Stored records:
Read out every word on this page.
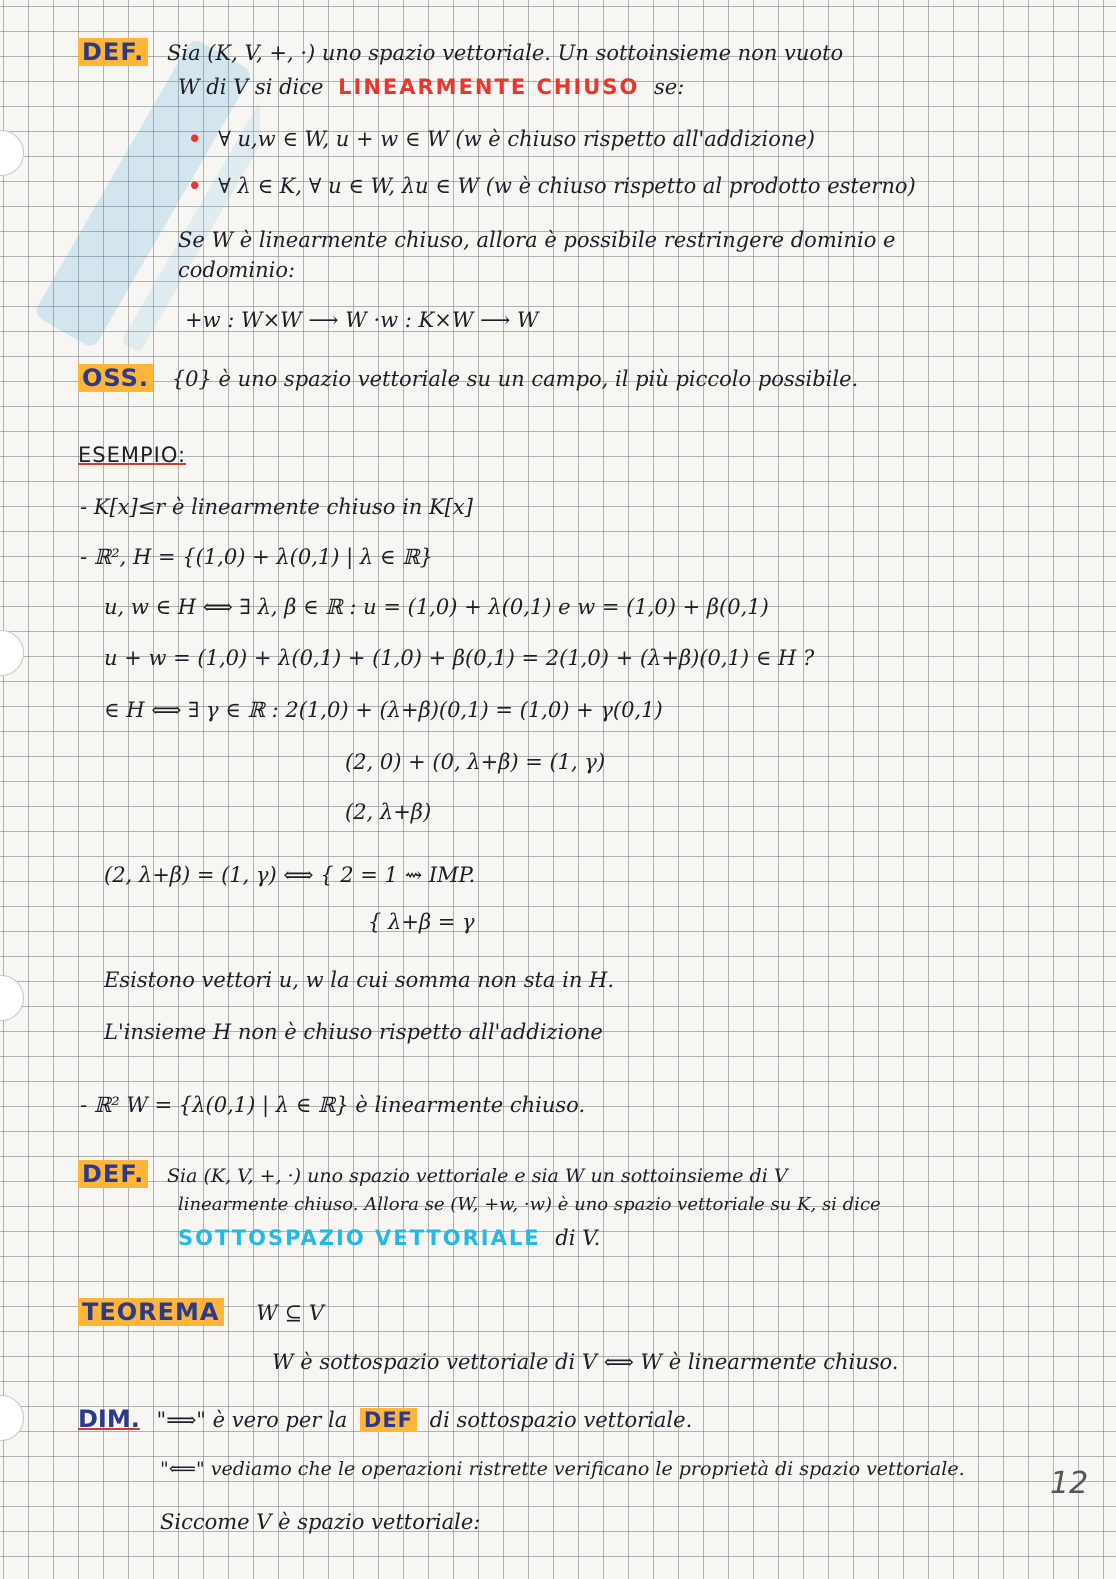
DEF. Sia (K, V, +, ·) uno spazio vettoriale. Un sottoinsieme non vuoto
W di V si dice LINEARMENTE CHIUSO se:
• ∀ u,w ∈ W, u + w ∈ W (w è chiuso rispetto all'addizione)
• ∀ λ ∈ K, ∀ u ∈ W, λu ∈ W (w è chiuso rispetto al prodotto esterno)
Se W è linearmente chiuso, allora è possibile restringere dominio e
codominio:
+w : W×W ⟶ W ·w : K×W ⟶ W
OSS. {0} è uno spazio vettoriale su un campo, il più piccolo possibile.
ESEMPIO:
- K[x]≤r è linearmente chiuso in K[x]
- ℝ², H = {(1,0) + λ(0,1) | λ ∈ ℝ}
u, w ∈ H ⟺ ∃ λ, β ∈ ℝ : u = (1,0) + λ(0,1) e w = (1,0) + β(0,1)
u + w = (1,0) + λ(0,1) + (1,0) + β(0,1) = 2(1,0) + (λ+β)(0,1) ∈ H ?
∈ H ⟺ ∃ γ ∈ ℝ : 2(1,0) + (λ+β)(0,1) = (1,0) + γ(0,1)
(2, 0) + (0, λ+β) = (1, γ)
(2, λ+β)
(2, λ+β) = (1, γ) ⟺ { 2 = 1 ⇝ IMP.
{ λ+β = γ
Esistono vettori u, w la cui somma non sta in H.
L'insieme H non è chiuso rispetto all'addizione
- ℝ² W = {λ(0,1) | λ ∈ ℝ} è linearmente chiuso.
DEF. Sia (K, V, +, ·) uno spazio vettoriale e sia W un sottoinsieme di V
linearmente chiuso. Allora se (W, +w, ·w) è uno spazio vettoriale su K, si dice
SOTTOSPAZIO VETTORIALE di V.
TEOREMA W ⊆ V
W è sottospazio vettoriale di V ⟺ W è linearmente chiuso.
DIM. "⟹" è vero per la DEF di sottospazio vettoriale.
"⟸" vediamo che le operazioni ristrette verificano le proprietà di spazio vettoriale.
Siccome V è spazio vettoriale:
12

Required task — Find the word "dice" in the entries, and copy every line it shows up in.

Result —
W di V si dice LINEARMENTE CHIUSO se:
linearmente chiuso. Allora se (W, +w, ·w) è uno spazio vettoriale su K, si dice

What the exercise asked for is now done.